— START OF MATERIAL SHOWN —

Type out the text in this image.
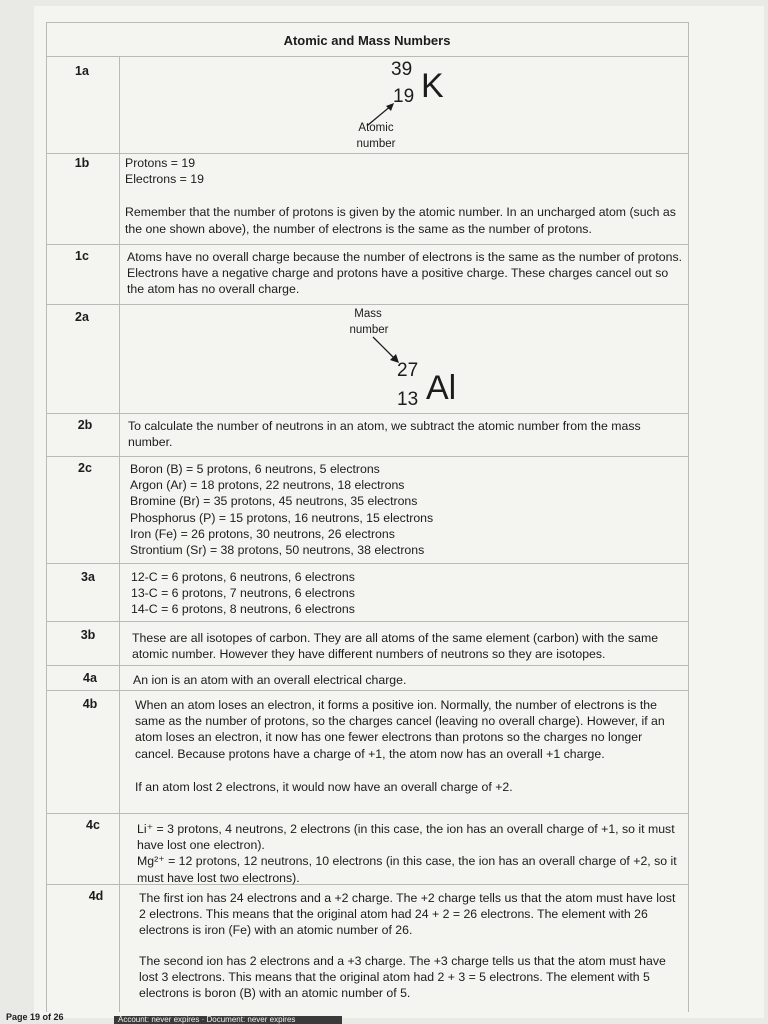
Atomic and Mass Numbers
1a
1b
1c
2a
2b
2c
3a
3b
4a
4b
4c
4d
39
19 K
Atomic
number

Protons = 19

Electrons = 19

Remember that the number of protons is given by the atomic number. In an uncharged atom (such as the one shown above), the number of electrons is the same as the number of protons.

Atoms have no overall charge because the number of electrons is the same as the number of protons. Electrons have a negative charge and protons have a positive charge. These charges cancel out so the atom has no overall charge.

Mass
number
27
13 Al

To calculate the number of neutrons in an atom, we subtract the atomic number from the mass number.

Boron (B) = 5 protons, 6 neutrons, 5 electrons

Argon (Ar) = 18 protons, 22 neutrons, 18 electrons

Bromine (Br) = 35 protons, 45 neutrons, 35 electrons

Phosphorus (P) = 15 protons, 16 neutrons, 15 electrons

Iron (Fe) = 26 protons, 30 neutrons, 26 electrons

Strontium (Sr) = 38 protons, 50 neutrons, 38 electrons

12-C = 6 protons, 6 neutrons, 6 electrons

13-C = 6 protons, 7 neutrons, 6 electrons

14-C = 6 protons, 8 neutrons, 6 electrons

These are all isotopes of carbon. They are all atoms of the same element (carbon) with the same atomic number. However they have different numbers of neutrons so they are isotopes.

An ion is an atom with an overall electrical charge.

When an atom loses an electron, it forms a positive ion. Normally, the number of electrons is the same as the number of protons, so the charges cancel (leaving no overall charge). However, if an atom loses an electron, it now has one fewer electrons than protons so the charges no longer cancel. Because protons have a charge of +1, the atom now has an overall +1 charge.

If an atom lost 2 electrons, it would now have an overall charge of +2.

Li⁺ = 3 protons, 4 neutrons, 2 electrons (in this case, the ion has an overall charge of +1, so it must have lost one electron).

Mg²⁺ = 12 protons, 12 neutrons, 10 electrons (in this case, the ion has an overall charge of +2, so it must have lost two electrons).

The first ion has 24 electrons and a +2 charge. The +2 charge tells us that the atom must have lost 2 electrons. This means that the original atom had 24 + 2 = 26 electrons. The element with 26 electrons is iron (Fe) with an atomic number of 26.

The second ion has 2 electrons and a +3 charge. The +3 charge tells us that the atom must have lost 3 electrons. This means that the original atom had 2 + 3 = 5 electrons. The element with 5 electrons is boron (B) with an atomic number of 5.

Page 19 of 26	Account: never expires · Document: never expires
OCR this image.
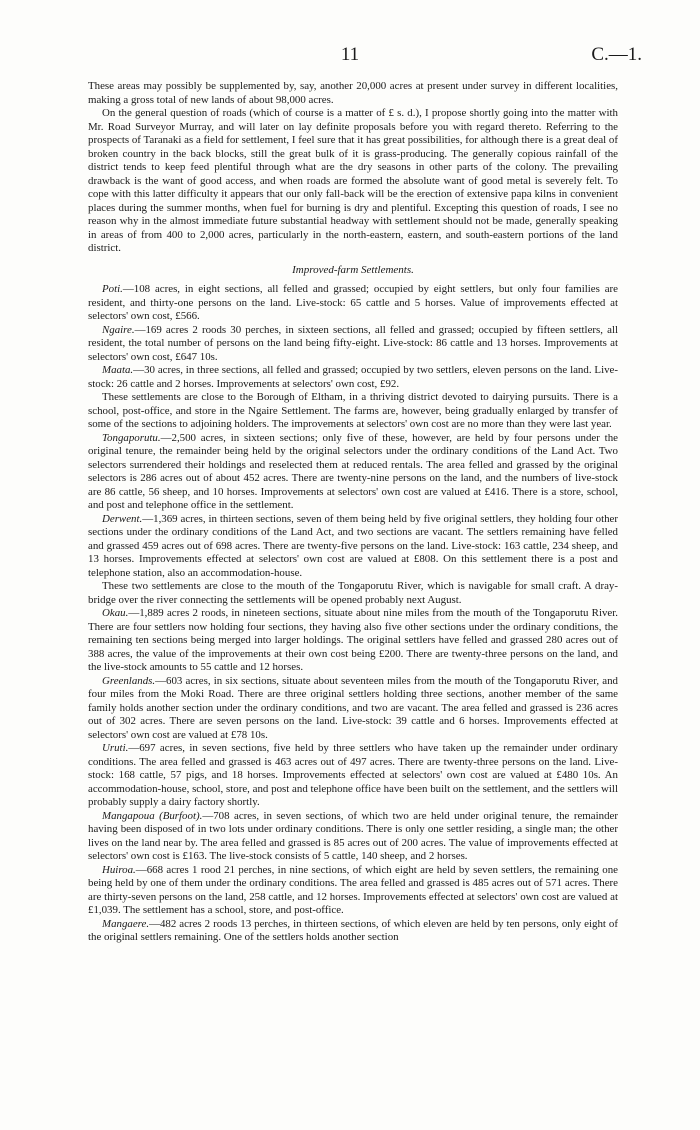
11	C.—1.

These areas may possibly be supplemented by, say, another 20,000 acres at present under survey in different localities, making a gross total of new lands of about 98,000 acres.

On the general question of roads (which of course is a matter of £ s. d.), I propose shortly going into the matter with Mr. Road Surveyor Murray, and will later on lay definite proposals before you with regard thereto. Referring to the prospects of Taranaki as a field for settlement, I feel sure that it has great possibilities, for although there is a great deal of broken country in the back blocks, still the great bulk of it is grass-producing. The generally copious rainfall of the district tends to keep feed plentiful through what are the dry seasons in other parts of the colony. The prevailing drawback is the want of good access, and when roads are formed the absolute want of good metal is severely felt. To cope with this latter difficulty it appears that our only fall-back will be the erection of extensive papa kilns in convenient places during the summer months, when fuel for burning is dry and plentiful. Excepting this question of roads, I see no reason why in the almost immediate future substantial headway with settlement should not be made, generally speaking in areas of from 400 to 2,000 acres, particularly in the north-eastern, eastern, and south-eastern portions of the land district.

Improved-farm Settlements.

Poti.—108 acres, in eight sections, all felled and grassed; occupied by eight settlers, but only four families are resident, and thirty-one persons on the land. Live-stock: 65 cattle and 5 horses. Value of improvements effected at selectors' own cost, £566.

Ngaire.—169 acres 2 roods 30 perches, in sixteen sections, all felled and grassed; occupied by fifteen settlers, all resident, the total number of persons on the land being fifty-eight. Live-stock: 86 cattle and 13 horses. Improvements at selectors' own cost, £647 10s.

Maata.—30 acres, in three sections, all felled and grassed; occupied by two settlers, eleven persons on the land. Live-stock: 26 cattle and 2 horses. Improvements at selectors' own cost, £92.

These settlements are close to the Borough of Eltham, in a thriving district devoted to dairying pursuits. There is a school, post-office, and store in the Ngaire Settlement. The farms are, however, being gradually enlarged by transfer of some of the sections to adjoining holders. The improvements at selectors' own cost are no more than they were last year.

Tongaporutu.—2,500 acres, in sixteen sections; only five of these, however, are held by four persons under the original tenure, the remainder being held by the original selectors under the ordinary conditions of the Land Act. Two selectors surrendered their holdings and reselected them at reduced rentals. The area felled and grassed by the original selectors is 286 acres out of about 452 acres. There are twenty-nine persons on the land, and the numbers of live-stock are 86 cattle, 56 sheep, and 10 horses. Improvements at selectors' own cost are valued at £416. There is a store, school, and post and telephone office in the settlement.

Derwent.—1,369 acres, in thirteen sections, seven of them being held by five original settlers, they holding four other sections under the ordinary conditions of the Land Act, and two sections are vacant. The settlers remaining have felled and grassed 459 acres out of 698 acres. There are twenty-five persons on the land. Live-stock: 163 cattle, 234 sheep, and 13 horses. Improvements effected at selectors' own cost are valued at £808. On this settlement there is a post and telephone station, also an accommodation-house.

These two settlements are close to the mouth of the Tongaporutu River, which is navigable for small craft. A dray-bridge over the river connecting the settlements will be opened probably next August.

Okau.—1,889 acres 2 roods, in nineteen sections, situate about nine miles from the mouth of the Tongaporutu River. There are four settlers now holding four sections, they having also five other sections under the ordinary conditions, the remaining ten sections being merged into larger holdings. The original settlers have felled and grassed 280 acres out of 388 acres, the value of the improvements at their own cost being £200. There are twenty-three persons on the land, and the live-stock amounts to 55 cattle and 12 horses.

Greenlands.—603 acres, in six sections, situate about seventeen miles from the mouth of the Tongaporutu River, and four miles from the Moki Road. There are three original settlers holding three sections, another member of the same family holds another section under the ordinary conditions, and two are vacant. The area felled and grassed is 236 acres out of 302 acres. There are seven persons on the land. Live-stock: 39 cattle and 6 horses. Improvements effected at selectors' own cost are valued at £78 10s.

Uruti.—697 acres, in seven sections, five held by three settlers who have taken up the remainder under ordinary conditions. The area felled and grassed is 463 acres out of 497 acres. There are twenty-three persons on the land. Live-stock: 168 cattle, 57 pigs, and 18 horses. Improvements effected at selectors' own cost are valued at £480 10s. An accommodation-house, school, store, and post and telephone office have been built on the settlement, and the settlers will probably supply a dairy factory shortly.

Mangapoua (Burfoot).—708 acres, in seven sections, of which two are held under original tenure, the remainder having been disposed of in two lots under ordinary conditions. There is only one settler residing, a single man; the other lives on the land near by. The area felled and grassed is 85 acres out of 200 acres. The value of improvements effected at selectors' own cost is £163. The live-stock consists of 5 cattle, 140 sheep, and 2 horses.

Huiroa.—668 acres 1 rood 21 perches, in nine sections, of which eight are held by seven settlers, the remaining one being held by one of them under the ordinary conditions. The area felled and grassed is 485 acres out of 571 acres. There are thirty-seven persons on the land, 258 cattle, and 12 horses. Improvements effected at selectors' own cost are valued at £1,039. The settlement has a school, store, and post-office.

Mangaere.—482 acres 2 roods 13 perches, in thirteen sections, of which eleven are held by ten persons, only eight of the original settlers remaining. One of the settlers holds another section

— END OF MATERIAL SHOWN —

INSTRUCTIONS TO FOLLOW - All preceding records should be duplicated verbatim, images excepted.

RESULT OF THIS EXERCISE -
Type out the text in this image.
Atomic and Mass Numbers
1a
1b
1c
2a
2b
2c
3a
3b
4a
4b
4c
4d
39
19 K
Atomic
number

Protons = 19

Electrons = 19

Remember that the number of protons is given by the atomic number. In an uncharged atom (such as the one shown above), the number of electrons is the same as the number of protons.

Atoms have no overall charge because the number of electrons is the same as the number of protons. Electrons have a negative charge and protons have a positive charge. These charges cancel out so the atom has no overall charge.

Mass
number
27
13 Al

To calculate the number of neutrons in an atom, we subtract the atomic number from the mass number.

Boron (B) = 5 protons, 6 neutrons, 5 electrons

Argon (Ar) = 18 protons, 22 neutrons, 18 electrons

Bromine (Br) = 35 protons, 45 neutrons, 35 electrons

Phosphorus (P) = 15 protons, 16 neutrons, 15 electrons

Iron (Fe) = 26 protons, 30 neutrons, 26 electrons

Strontium (Sr) = 38 protons, 50 neutrons, 38 electrons

12-C = 6 protons, 6 neutrons, 6 electrons

13-C = 6 protons, 7 neutrons, 6 electrons

14-C = 6 protons, 8 neutrons, 6 electrons

These are all isotopes of carbon. They are all atoms of the same element (carbon) with the same atomic number. However they have different numbers of neutrons so they are isotopes.

An ion is an atom with an overall electrical charge.

When an atom loses an electron, it forms a positive ion. Normally, the number of electrons is the same as the number of protons, so the charges cancel (leaving no overall charge). However, if an atom loses an electron, it now has one fewer electrons than protons so the charges no longer cancel. Because protons have a charge of +1, the atom now has an overall +1 charge.

If an atom lost 2 electrons, it would now have an overall charge of +2.

Li⁺ = 3 protons, 4 neutrons, 2 electrons (in this case, the ion has an overall charge of +1, so it must have lost one electron).

Mg²⁺ = 12 protons, 12 neutrons, 10 electrons (in this case, the ion has an overall charge of +2, so it must have lost two electrons).

The first ion has 24 electrons and a +2 charge. The +2 charge tells us that the atom must have lost 2 electrons. This means that the original atom had 24 + 2 = 26 electrons. The element with 26 electrons is iron (Fe) with an atomic number of 26.

The second ion has 2 electrons and a +3 charge. The +3 charge tells us that the atom must have lost 3 electrons. This means that the original atom had 2 + 3 = 5 electrons. The element with 5 electrons is boron (B) with an atomic number of 5.

Page 19 of 26	Account: never expires · Document: never expires
OCR this image.
11	C.—1.

These areas may possibly be supplemented by, say, another 20,000 acres at present under survey in different localities, making a gross total of new lands of about 98,000 acres.

On the general question of roads (which of course is a matter of £ s. d.), I propose shortly going into the matter with Mr. Road Surveyor Murray, and will later on lay definite proposals before you with regard thereto. Referring to the prospects of Taranaki as a field for settlement, I feel sure that it has great possibilities, for although there is a great deal of broken country in the back blocks, still the great bulk of it is grass-producing. The generally copious rainfall of the district tends to keep feed plentiful through what are the dry seasons in other parts of the colony. The prevailing drawback is the want of good access, and when roads are formed the absolute want of good metal is severely felt. To cope with this latter difficulty it appears that our only fall-back will be the erection of extensive papa kilns in convenient places during the summer months, when fuel for burning is dry and plentiful. Excepting this question of roads, I see no reason why in the almost immediate future substantial headway with settlement should not be made, generally speaking in areas of from 400 to 2,000 acres, particularly in the north-eastern, eastern, and south-eastern portions of the land district.

Improved-farm Settlements.

Poti.—108 acres, in eight sections, all felled and grassed; occupied by eight settlers, but only four families are resident, and thirty-one persons on the land. Live-stock: 65 cattle and 5 horses. Value of improvements effected at selectors' own cost, £566.

Ngaire.—169 acres 2 roods 30 perches, in sixteen sections, all felled and grassed; occupied by fifteen settlers, all resident, the total number of persons on the land being fifty-eight. Live-stock: 86 cattle and 13 horses. Improvements at selectors' own cost, £647 10s.

Maata.—30 acres, in three sections, all felled and grassed; occupied by two settlers, eleven persons on the land. Live-stock: 26 cattle and 2 horses. Improvements at selectors' own cost, £92.

These settlements are close to the Borough of Eltham, in a thriving district devoted to dairying pursuits. There is a school, post-office, and store in the Ngaire Settlement. The farms are, however, being gradually enlarged by transfer of some of the sections to adjoining holders. The improvements at selectors' own cost are no more than they were last year.

Tongaporutu.—2,500 acres, in sixteen sections; only five of these, however, are held by four persons under the original tenure, the remainder being held by the original selectors under the ordinary conditions of the Land Act. Two selectors surrendered their holdings and reselected them at reduced rentals. The area felled and grassed by the original selectors is 286 acres out of about 452 acres. There are twenty-nine persons on the land, and the numbers of live-stock are 86 cattle, 56 sheep, and 10 horses. Improvements at selectors' own cost are valued at £416. There is a store, school, and post and telephone office in the settlement.

Derwent.—1,369 acres, in thirteen sections, seven of them being held by five original settlers, they holding four other sections under the ordinary conditions of the Land Act, and two sections are vacant. The settlers remaining have felled and grassed 459 acres out of 698 acres. There are twenty-five persons on the land. Live-stock: 163 cattle, 234 sheep, and 13 horses. Improvements effected at selectors' own cost are valued at £808. On this settlement there is a post and telephone station, also an accommodation-house.

These two settlements are close to the mouth of the Tongaporutu River, which is navigable for small craft. A dray-bridge over the river connecting the settlements will be opened probably next August.

Okau.—1,889 acres 2 roods, in nineteen sections, situate about nine miles from the mouth of the Tongaporutu River. There are four settlers now holding four sections, they having also five other sections under the ordinary conditions, the remaining ten sections being merged into larger holdings. The original settlers have felled and grassed 280 acres out of 388 acres, the value of the improvements at their own cost being £200. There are twenty-three persons on the land, and the live-stock amounts to 55 cattle and 12 horses.

Greenlands.—603 acres, in six sections, situate about seventeen miles from the mouth of the Tongaporutu River, and four miles from the Moki Road. There are three original settlers holding three sections, another member of the same family holds another section under the ordinary conditions, and two are vacant. The area felled and grassed is 236 acres out of 302 acres. There are seven persons on the land. Live-stock: 39 cattle and 6 horses. Improvements effected at selectors' own cost are valued at £78 10s.

Uruti.—697 acres, in seven sections, five held by three settlers who have taken up the remainder under ordinary conditions. The area felled and grassed is 463 acres out of 497 acres. There are twenty-three persons on the land. Live-stock: 168 cattle, 57 pigs, and 18 horses. Improvements effected at selectors' own cost are valued at £480 10s. An accommodation-house, school, store, and post and telephone office have been built on the settlement, and the settlers will probably supply a dairy factory shortly.

Mangapoua (Burfoot).—708 acres, in seven sections, of which two are held under original tenure, the remainder having been disposed of in two lots under ordinary conditions. There is only one settler residing, a single man; the other lives on the land near by. The area felled and grassed is 85 acres out of 200 acres. The value of improvements effected at selectors' own cost is £163. The live-stock consists of 5 cattle, 140 sheep, and 2 horses.

Huiroa.—668 acres 1 rood 21 perches, in nine sections, of which eight are held by seven settlers, the remaining one being held by one of them under the ordinary conditions. The area felled and grassed is 485 acres out of 571 acres. There are thirty-seven persons on the land, 258 cattle, and 12 horses. Improvements effected at selectors' own cost are valued at £1,039. The settlement has a school, store, and post-office.

Mangaere.—482 acres 2 roods 13 perches, in thirteen sections, of which eleven are held by ten persons, only eight of the original settlers remaining. One of the settlers holds another section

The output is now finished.